Exercise details =>
From the listing below, restate word for word the lines from the line containing "Give me the" down through the line containing "Read all visible content and emit it as JSON.". Exclude pictures.
======== Extracted entries
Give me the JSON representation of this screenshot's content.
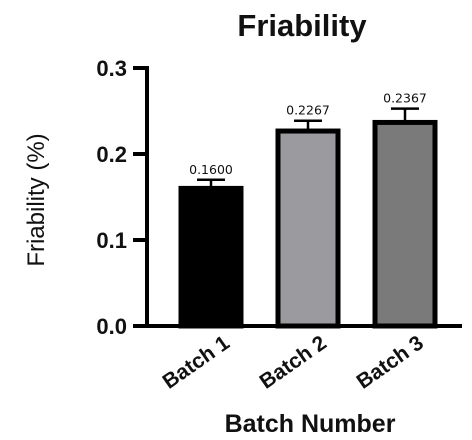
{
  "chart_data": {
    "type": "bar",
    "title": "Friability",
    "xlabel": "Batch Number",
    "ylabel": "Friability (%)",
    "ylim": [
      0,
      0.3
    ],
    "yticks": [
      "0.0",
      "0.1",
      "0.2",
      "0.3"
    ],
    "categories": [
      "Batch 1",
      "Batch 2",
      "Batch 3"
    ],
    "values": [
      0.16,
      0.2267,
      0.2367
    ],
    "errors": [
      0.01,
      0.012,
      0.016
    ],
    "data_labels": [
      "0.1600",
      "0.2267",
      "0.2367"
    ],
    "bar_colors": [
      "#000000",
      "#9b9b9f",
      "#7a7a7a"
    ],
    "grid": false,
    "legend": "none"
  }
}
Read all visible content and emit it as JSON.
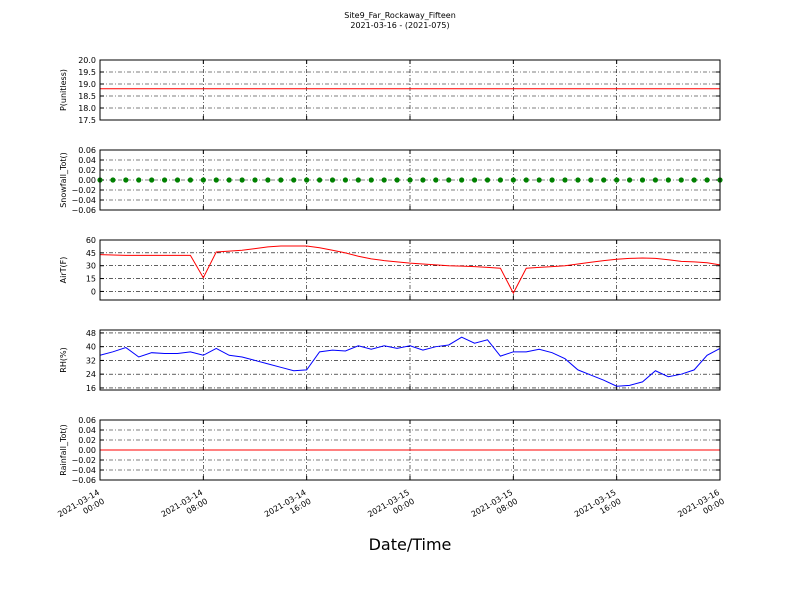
================
======== Extracted entries
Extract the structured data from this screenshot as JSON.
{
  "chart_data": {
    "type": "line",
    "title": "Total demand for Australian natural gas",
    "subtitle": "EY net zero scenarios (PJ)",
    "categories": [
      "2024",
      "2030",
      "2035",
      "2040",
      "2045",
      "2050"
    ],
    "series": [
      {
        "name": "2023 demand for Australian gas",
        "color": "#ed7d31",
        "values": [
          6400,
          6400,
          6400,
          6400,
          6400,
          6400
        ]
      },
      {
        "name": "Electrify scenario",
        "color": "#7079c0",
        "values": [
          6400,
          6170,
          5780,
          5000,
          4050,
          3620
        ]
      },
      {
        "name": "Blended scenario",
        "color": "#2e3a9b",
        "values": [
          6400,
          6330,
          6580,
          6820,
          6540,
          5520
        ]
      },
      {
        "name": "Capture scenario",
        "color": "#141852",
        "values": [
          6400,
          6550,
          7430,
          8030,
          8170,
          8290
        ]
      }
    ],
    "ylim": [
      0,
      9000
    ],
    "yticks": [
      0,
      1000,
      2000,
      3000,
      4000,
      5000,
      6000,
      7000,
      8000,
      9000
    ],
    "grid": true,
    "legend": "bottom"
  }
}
================
Solution to this exercise =>
Give me the JSON representation of this screenshot's content.
{
  "chart_data": {
    "type": "bar",
    "title": "Friability",
    "xlabel": "Batch Number",
    "ylabel": "Friability (%)",
    "ylim": [
      0,
      0.3
    ],
    "yticks": [
      "0.0",
      "0.1",
      "0.2",
      "0.3"
    ],
    "categories": [
      "Batch 1",
      "Batch 2",
      "Batch 3"
    ],
    "values": [
      0.16,
      0.2267,
      0.2367
    ],
    "errors": [
      0.01,
      0.012,
      0.016
    ],
    "data_labels": [
      "0.1600",
      "0.2267",
      "0.2367"
    ],
    "bar_colors": [
      "#000000",
      "#9b9b9f",
      "#7a7a7a"
    ],
    "grid": false,
    "legend": "none"
  }
}
Read all visible content and emit it as JSON.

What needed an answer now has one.